Given problem: Please set down all the lines beneath this one exactly, without the pictures.

Provided records:
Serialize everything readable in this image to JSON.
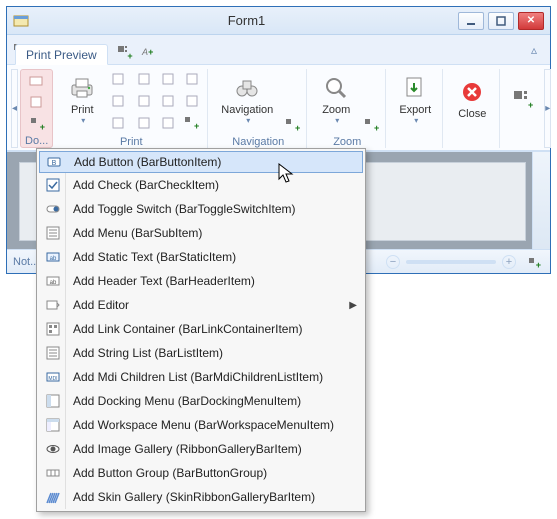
{
  "window": {
    "title": "Form1"
  },
  "quick": {
    "tab_label": "Print Preview"
  },
  "ribbon": {
    "file_label": "Do...",
    "print_label": "Print",
    "nav_label": "Navigation",
    "zoom_label": "Zoom",
    "export_label": "Export",
    "close_label": "Close"
  },
  "status": {
    "left": "Not..."
  },
  "menu": {
    "items": [
      {
        "icon": "button-icon",
        "label": "Add Button (BarButtonItem)",
        "arrow": false,
        "hover": true
      },
      {
        "icon": "check-icon",
        "label": "Add Check (BarCheckItem)",
        "arrow": false,
        "hover": false
      },
      {
        "icon": "toggle-icon",
        "label": "Add Toggle Switch (BarToggleSwitchItem)",
        "arrow": false,
        "hover": false
      },
      {
        "icon": "menu-icon",
        "label": "Add Menu (BarSubItem)",
        "arrow": false,
        "hover": false
      },
      {
        "icon": "static-text-icon",
        "label": "Add Static Text (BarStaticItem)",
        "arrow": false,
        "hover": false
      },
      {
        "icon": "header-text-icon",
        "label": "Add Header Text (BarHeaderItem)",
        "arrow": false,
        "hover": false
      },
      {
        "icon": "editor-icon",
        "label": "Add Editor",
        "arrow": true,
        "hover": false
      },
      {
        "icon": "link-container-icon",
        "label": "Add Link Container (BarLinkContainerItem)",
        "arrow": false,
        "hover": false
      },
      {
        "icon": "string-list-icon",
        "label": "Add String List (BarListItem)",
        "arrow": false,
        "hover": false
      },
      {
        "icon": "mdi-icon",
        "label": "Add Mdi Children List (BarMdiChildrenListItem)",
        "arrow": false,
        "hover": false
      },
      {
        "icon": "docking-icon",
        "label": "Add Docking Menu (BarDockingMenuItem)",
        "arrow": false,
        "hover": false
      },
      {
        "icon": "workspace-icon",
        "label": "Add Workspace Menu (BarWorkspaceMenuItem)",
        "arrow": false,
        "hover": false
      },
      {
        "icon": "gallery-icon",
        "label": "Add Image Gallery (RibbonGalleryBarItem)",
        "arrow": false,
        "hover": false
      },
      {
        "icon": "button-group-icon",
        "label": "Add Button Group (BarButtonGroup)",
        "arrow": false,
        "hover": false
      },
      {
        "icon": "skin-gallery-icon",
        "label": "Add Skin Gallery (SkinRibbonGalleryBarItem)",
        "arrow": false,
        "hover": false
      }
    ]
  }
}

Solved exercise:
Serialize everything readable in this image to JSON.
{
  "window": {
    "title": "Form1"
  },
  "quick": {
    "tab_label": "Print Preview"
  },
  "ribbon": {
    "file_label": "Do...",
    "print_label": "Print",
    "nav_label": "Navigation",
    "zoom_label": "Zoom",
    "export_label": "Export",
    "close_label": "Close"
  },
  "status": {
    "left": "Not..."
  },
  "menu": {
    "items": [
      {
        "icon": "button-icon",
        "label": "Add Button (BarButtonItem)",
        "arrow": false,
        "hover": true
      },
      {
        "icon": "check-icon",
        "label": "Add Check (BarCheckItem)",
        "arrow": false,
        "hover": false
      },
      {
        "icon": "toggle-icon",
        "label": "Add Toggle Switch (BarToggleSwitchItem)",
        "arrow": false,
        "hover": false
      },
      {
        "icon": "menu-icon",
        "label": "Add Menu (BarSubItem)",
        "arrow": false,
        "hover": false
      },
      {
        "icon": "static-text-icon",
        "label": "Add Static Text (BarStaticItem)",
        "arrow": false,
        "hover": false
      },
      {
        "icon": "header-text-icon",
        "label": "Add Header Text (BarHeaderItem)",
        "arrow": false,
        "hover": false
      },
      {
        "icon": "editor-icon",
        "label": "Add Editor",
        "arrow": true,
        "hover": false
      },
      {
        "icon": "link-container-icon",
        "label": "Add Link Container (BarLinkContainerItem)",
        "arrow": false,
        "hover": false
      },
      {
        "icon": "string-list-icon",
        "label": "Add String List (BarListItem)",
        "arrow": false,
        "hover": false
      },
      {
        "icon": "mdi-icon",
        "label": "Add Mdi Children List (BarMdiChildrenListItem)",
        "arrow": false,
        "hover": false
      },
      {
        "icon": "docking-icon",
        "label": "Add Docking Menu (BarDockingMenuItem)",
        "arrow": false,
        "hover": false
      },
      {
        "icon": "workspace-icon",
        "label": "Add Workspace Menu (BarWorkspaceMenuItem)",
        "arrow": false,
        "hover": false
      },
      {
        "icon": "gallery-icon",
        "label": "Add Image Gallery (RibbonGalleryBarItem)",
        "arrow": false,
        "hover": false
      },
      {
        "icon": "button-group-icon",
        "label": "Add Button Group (BarButtonGroup)",
        "arrow": false,
        "hover": false
      },
      {
        "icon": "skin-gallery-icon",
        "label": "Add Skin Gallery (SkinRibbonGalleryBarItem)",
        "arrow": false,
        "hover": false
      }
    ]
  }
}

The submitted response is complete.